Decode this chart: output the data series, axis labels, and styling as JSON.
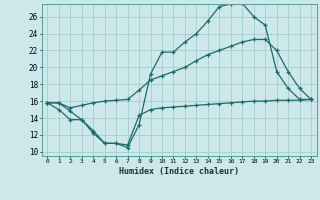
{
  "xlabel": "Humidex (Indice chaleur)",
  "bg_color": "#cce8ea",
  "grid_color": "#aacccc",
  "line_color": "#1a6b6b",
  "xlim": [
    -0.5,
    23.5
  ],
  "ylim": [
    9.5,
    27.5
  ],
  "yticks": [
    10,
    12,
    14,
    16,
    18,
    20,
    22,
    24,
    26
  ],
  "xticks": [
    0,
    1,
    2,
    3,
    4,
    5,
    6,
    7,
    8,
    9,
    10,
    11,
    12,
    13,
    14,
    15,
    16,
    17,
    18,
    19,
    20,
    21,
    22,
    23
  ],
  "line1_x": [
    0,
    1,
    2,
    3,
    4,
    5,
    6,
    7,
    8,
    9,
    10,
    11,
    12,
    13,
    14,
    15,
    16,
    17,
    18,
    19,
    20,
    21,
    22,
    23
  ],
  "line1_y": [
    15.8,
    15.8,
    14.8,
    13.8,
    12.2,
    11.0,
    11.0,
    10.5,
    13.2,
    19.2,
    21.8,
    21.8,
    23.0,
    24.0,
    25.5,
    27.2,
    27.5,
    27.6,
    26.0,
    25.0,
    19.5,
    17.5,
    16.2,
    16.2
  ],
  "line2_x": [
    0,
    1,
    2,
    3,
    4,
    5,
    6,
    7,
    8,
    9,
    10,
    11,
    12,
    13,
    14,
    15,
    16,
    17,
    18,
    19,
    20,
    21,
    22,
    23
  ],
  "line2_y": [
    15.8,
    15.8,
    15.2,
    15.5,
    15.8,
    16.0,
    16.1,
    16.2,
    17.3,
    18.5,
    19.0,
    19.5,
    20.0,
    20.8,
    21.5,
    22.0,
    22.5,
    23.0,
    23.3,
    23.3,
    22.0,
    19.5,
    17.5,
    16.2
  ],
  "line3_x": [
    0,
    1,
    2,
    3,
    4,
    5,
    6,
    7,
    8,
    9,
    10,
    11,
    12,
    13,
    14,
    15,
    16,
    17,
    18,
    19,
    20,
    21,
    22,
    23
  ],
  "line3_y": [
    15.8,
    15.0,
    13.8,
    13.8,
    12.5,
    11.0,
    11.0,
    10.8,
    14.3,
    15.0,
    15.2,
    15.3,
    15.4,
    15.5,
    15.6,
    15.7,
    15.8,
    15.9,
    16.0,
    16.0,
    16.1,
    16.1,
    16.1,
    16.2
  ]
}
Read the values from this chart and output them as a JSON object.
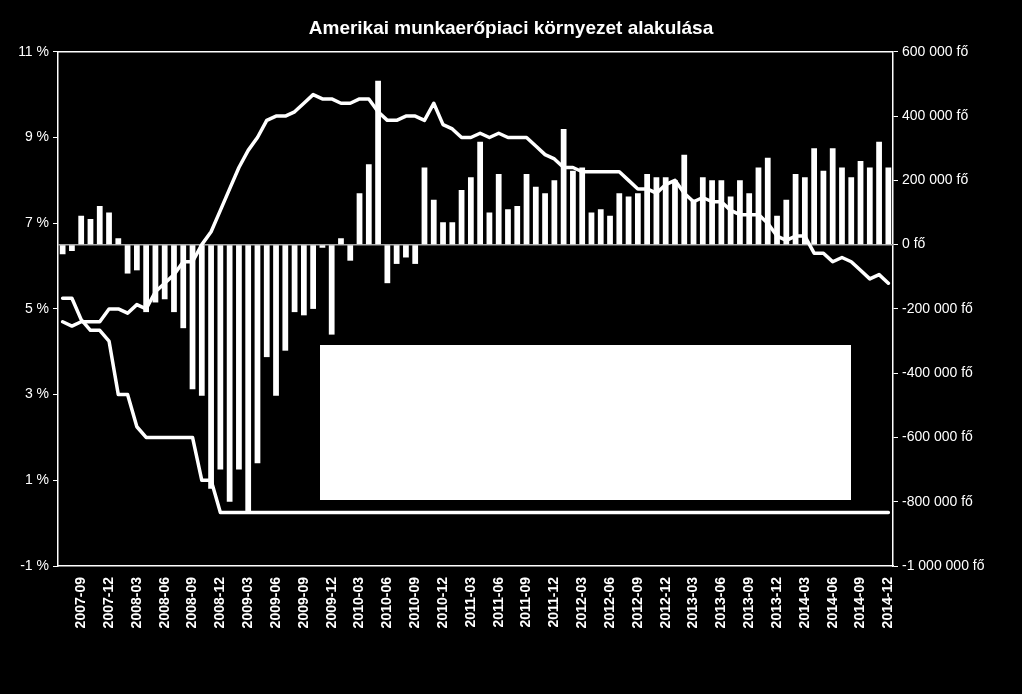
{
  "chart_data": {
    "type": "bar",
    "title": "Amerikai munkaerőpiaci környezet alakulása",
    "categories": [
      null,
      null,
      "2007-09",
      null,
      null,
      "2007-12",
      null,
      null,
      "2008-03",
      null,
      null,
      "2008-06",
      null,
      null,
      "2008-09",
      null,
      null,
      "2008-12",
      null,
      null,
      "2009-03",
      null,
      null,
      "2009-06",
      null,
      null,
      "2009-09",
      null,
      null,
      "2009-12",
      null,
      null,
      "2010-03",
      null,
      null,
      "2010-06",
      null,
      null,
      "2010-09",
      null,
      null,
      "2010-12",
      null,
      null,
      "2011-03",
      null,
      null,
      "2011-06",
      null,
      null,
      "2011-09",
      null,
      null,
      "2011-12",
      null,
      null,
      "2012-03",
      null,
      null,
      "2012-06",
      null,
      null,
      "2012-09",
      null,
      null,
      "2012-12",
      null,
      null,
      "2013-03",
      null,
      null,
      "2013-06",
      null,
      null,
      "2013-09",
      null,
      null,
      "2013-12",
      null,
      null,
      "2014-03",
      null,
      null,
      "2014-06",
      null,
      null,
      "2014-09",
      null,
      null,
      "2014-12"
    ],
    "series": [
      {
        "axis": "y2",
        "color": "#ffffff",
        "values": [
          -30000,
          -20000,
          90000,
          80000,
          120000,
          100000,
          20000,
          -90000,
          -80000,
          -210000,
          -180000,
          -170000,
          -210000,
          -260000,
          -450000,
          -470000,
          -760000,
          -700000,
          -800000,
          -700000,
          -830000,
          -680000,
          -350000,
          -470000,
          -330000,
          -210000,
          -220000,
          -200000,
          -10000,
          -280000,
          20000,
          -50000,
          160000,
          250000,
          510000,
          -120000,
          -60000,
          -40000,
          -60000,
          240000,
          140000,
          70000,
          70000,
          170000,
          210000,
          320000,
          100000,
          220000,
          110000,
          120000,
          220000,
          180000,
          160000,
          200000,
          360000,
          230000,
          240000,
          100000,
          110000,
          90000,
          160000,
          150000,
          160000,
          220000,
          210000,
          210000,
          200000,
          280000,
          140000,
          210000,
          200000,
          200000,
          150000,
          200000,
          160000,
          240000,
          270000,
          90000,
          140000,
          220000,
          210000,
          300000,
          230000,
          300000,
          240000,
          210000,
          260000,
          240000,
          320000,
          240000
        ]
      },
      {
        "type": "line",
        "axis": "y",
        "color": "#ffffff",
        "values": [
          4.7,
          4.6,
          4.7,
          4.7,
          4.7,
          5.0,
          5.0,
          4.9,
          5.1,
          5.0,
          5.4,
          5.6,
          5.8,
          6.1,
          6.1,
          6.5,
          6.8,
          7.3,
          7.8,
          8.3,
          8.7,
          9.0,
          9.4,
          9.5,
          9.5,
          9.6,
          9.8,
          10.0,
          9.9,
          9.9,
          9.8,
          9.8,
          9.9,
          9.9,
          9.6,
          9.4,
          9.4,
          9.5,
          9.5,
          9.4,
          9.8,
          9.3,
          9.2,
          9.0,
          9.0,
          9.1,
          9.0,
          9.1,
          9.0,
          9.0,
          9.0,
          8.8,
          8.6,
          8.5,
          8.3,
          8.3,
          8.2,
          8.2,
          8.2,
          8.2,
          8.2,
          8.0,
          7.8,
          7.8,
          7.7,
          7.9,
          8.0,
          7.7,
          7.5,
          7.6,
          7.5,
          7.5,
          7.3,
          7.2,
          7.2,
          7.2,
          7.0,
          6.7,
          6.6,
          6.7,
          6.7,
          6.3,
          6.3,
          6.1,
          6.2,
          6.1,
          5.9,
          5.7,
          5.8,
          5.6
        ]
      },
      {
        "type": "line",
        "axis": "y",
        "color": "#ffffff",
        "values": [
          5.25,
          5.25,
          4.75,
          4.5,
          4.5,
          4.25,
          3.0,
          3.0,
          2.25,
          2.0,
          2.0,
          2.0,
          2.0,
          2.0,
          2.0,
          1.0,
          1.0,
          0.25,
          0.25,
          0.25,
          0.25,
          0.25,
          0.25,
          0.25,
          0.25,
          0.25,
          0.25,
          0.25,
          0.25,
          0.25,
          0.25,
          0.25,
          0.25,
          0.25,
          0.25,
          0.25,
          0.25,
          0.25,
          0.25,
          0.25,
          0.25,
          0.25,
          0.25,
          0.25,
          0.25,
          0.25,
          0.25,
          0.25,
          0.25,
          0.25,
          0.25,
          0.25,
          0.25,
          0.25,
          0.25,
          0.25,
          0.25,
          0.25,
          0.25,
          0.25,
          0.25,
          0.25,
          0.25,
          0.25,
          0.25,
          0.25,
          0.25,
          0.25,
          0.25,
          0.25,
          0.25,
          0.25,
          0.25,
          0.25,
          0.25,
          0.25,
          0.25,
          0.25,
          0.25,
          0.25,
          0.25,
          0.25,
          0.25,
          0.25,
          0.25,
          0.25,
          0.25,
          0.25,
          0.25,
          0.25
        ]
      }
    ],
    "ylim": [
      -1,
      11
    ],
    "yticks": [
      {
        "value": -1,
        "label": "-1 %"
      },
      {
        "value": 1,
        "label": "1 %"
      },
      {
        "value": 3,
        "label": "3 %"
      },
      {
        "value": 5,
        "label": "5 %"
      },
      {
        "value": 7,
        "label": "7 %"
      },
      {
        "value": 9,
        "label": "9 %"
      },
      {
        "value": 11,
        "label": "11 %"
      }
    ],
    "y2lim": [
      -1000000,
      600000
    ],
    "y2ticks": [
      {
        "value": -1000000,
        "label": "-1 000 000 fő"
      },
      {
        "value": -800000,
        "label": "-800 000 fő"
      },
      {
        "value": -600000,
        "label": "-600 000 fő"
      },
      {
        "value": -400000,
        "label": "-400 000 fő"
      },
      {
        "value": -200000,
        "label": "-200 000 fő"
      },
      {
        "value": 0,
        "label": "0 fő"
      },
      {
        "value": 200000,
        "label": "200 000 fő"
      },
      {
        "value": 400000,
        "label": "400 000 fő"
      },
      {
        "value": 600000,
        "label": "600 000 fő"
      }
    ],
    "ref_lines": [
      {
        "axis": "y2",
        "value": 0,
        "color": "#a6a6a6"
      }
    ],
    "grid": false,
    "legend": false
  }
}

EXERCISE REQUIREMENTS:
Above are some records. Report the number of their lines that include "output", and add nothing else.

EXERCISE SOLUTION:
2